Work to be completed » Print every line of the material below, character for character, with nothing left out or changed.

Data to process »
########
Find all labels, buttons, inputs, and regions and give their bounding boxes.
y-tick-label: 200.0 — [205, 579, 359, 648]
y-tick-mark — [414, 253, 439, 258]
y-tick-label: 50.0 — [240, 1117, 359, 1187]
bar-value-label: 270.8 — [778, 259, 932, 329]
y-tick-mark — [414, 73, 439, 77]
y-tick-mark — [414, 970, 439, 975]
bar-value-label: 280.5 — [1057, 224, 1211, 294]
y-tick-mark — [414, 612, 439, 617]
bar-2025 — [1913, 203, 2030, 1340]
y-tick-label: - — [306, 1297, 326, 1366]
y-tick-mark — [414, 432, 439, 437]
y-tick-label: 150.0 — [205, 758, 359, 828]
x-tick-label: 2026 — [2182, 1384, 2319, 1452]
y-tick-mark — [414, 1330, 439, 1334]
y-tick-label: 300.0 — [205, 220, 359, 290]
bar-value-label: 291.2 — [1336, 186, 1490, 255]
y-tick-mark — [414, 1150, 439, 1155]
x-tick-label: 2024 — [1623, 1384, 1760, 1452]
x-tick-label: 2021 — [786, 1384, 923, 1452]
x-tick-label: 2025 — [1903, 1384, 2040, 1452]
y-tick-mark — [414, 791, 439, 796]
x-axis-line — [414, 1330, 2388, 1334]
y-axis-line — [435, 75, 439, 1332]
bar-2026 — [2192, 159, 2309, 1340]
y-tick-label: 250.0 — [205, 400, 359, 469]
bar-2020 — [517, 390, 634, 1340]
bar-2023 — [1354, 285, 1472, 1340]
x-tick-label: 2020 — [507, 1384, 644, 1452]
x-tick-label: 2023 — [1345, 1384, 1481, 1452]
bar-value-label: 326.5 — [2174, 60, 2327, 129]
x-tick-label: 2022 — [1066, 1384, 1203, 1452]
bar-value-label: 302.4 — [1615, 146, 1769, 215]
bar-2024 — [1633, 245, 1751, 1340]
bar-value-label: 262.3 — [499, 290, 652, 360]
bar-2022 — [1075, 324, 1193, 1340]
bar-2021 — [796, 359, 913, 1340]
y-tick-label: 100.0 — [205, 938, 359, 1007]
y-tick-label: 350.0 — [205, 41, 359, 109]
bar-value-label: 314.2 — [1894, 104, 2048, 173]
########
Final result »
Find all labels, buttons, inputs, and regions and give their bounding boxes.
y-tick-label: 200.0 — [205, 579, 359, 648]
y-tick-mark — [414, 253, 439, 258]
y-tick-label: 50.0 — [240, 1117, 359, 1187]
bar-value-label: 270.8 — [778, 259, 932, 329]
y-tick-mark — [414, 73, 439, 77]
y-tick-mark — [414, 970, 439, 975]
bar-value-label: 280.5 — [1057, 224, 1211, 294]
y-tick-mark — [414, 612, 439, 617]
bar-2025 — [1913, 203, 2030, 1340]
y-tick-label: - — [306, 1297, 326, 1366]
y-tick-mark — [414, 432, 439, 437]
y-tick-label: 150.0 — [205, 758, 359, 828]
x-tick-label: 2026 — [2182, 1384, 2319, 1452]
y-tick-mark — [414, 1330, 439, 1334]
y-tick-label: 300.0 — [205, 220, 359, 290]
bar-value-label: 291.2 — [1336, 186, 1490, 255]
y-tick-mark — [414, 1150, 439, 1155]
x-tick-label: 2024 — [1623, 1384, 1760, 1452]
x-tick-label: 2021 — [786, 1384, 923, 1452]
x-tick-label: 2025 — [1903, 1384, 2040, 1452]
y-tick-mark — [414, 791, 439, 796]
x-axis-line — [414, 1330, 2388, 1334]
y-axis-line — [435, 75, 439, 1332]
bar-2026 — [2192, 159, 2309, 1340]
y-tick-label: 250.0 — [205, 400, 359, 469]
bar-2020 — [517, 390, 634, 1340]
bar-2023 — [1354, 285, 1472, 1340]
x-tick-label: 2020 — [507, 1384, 644, 1452]
x-tick-label: 2023 — [1345, 1384, 1481, 1452]
bar-value-label: 326.5 — [2174, 60, 2327, 129]
x-tick-label: 2022 — [1066, 1384, 1203, 1452]
bar-value-label: 302.4 — [1615, 146, 1769, 215]
bar-2024 — [1633, 245, 1751, 1340]
bar-value-label: 262.3 — [499, 290, 652, 360]
bar-2022 — [1075, 324, 1193, 1340]
bar-2021 — [796, 359, 913, 1340]
y-tick-label: 100.0 — [205, 938, 359, 1007]
y-tick-label: 350.0 — [205, 41, 359, 109]
bar-value-label: 314.2 — [1894, 104, 2048, 173]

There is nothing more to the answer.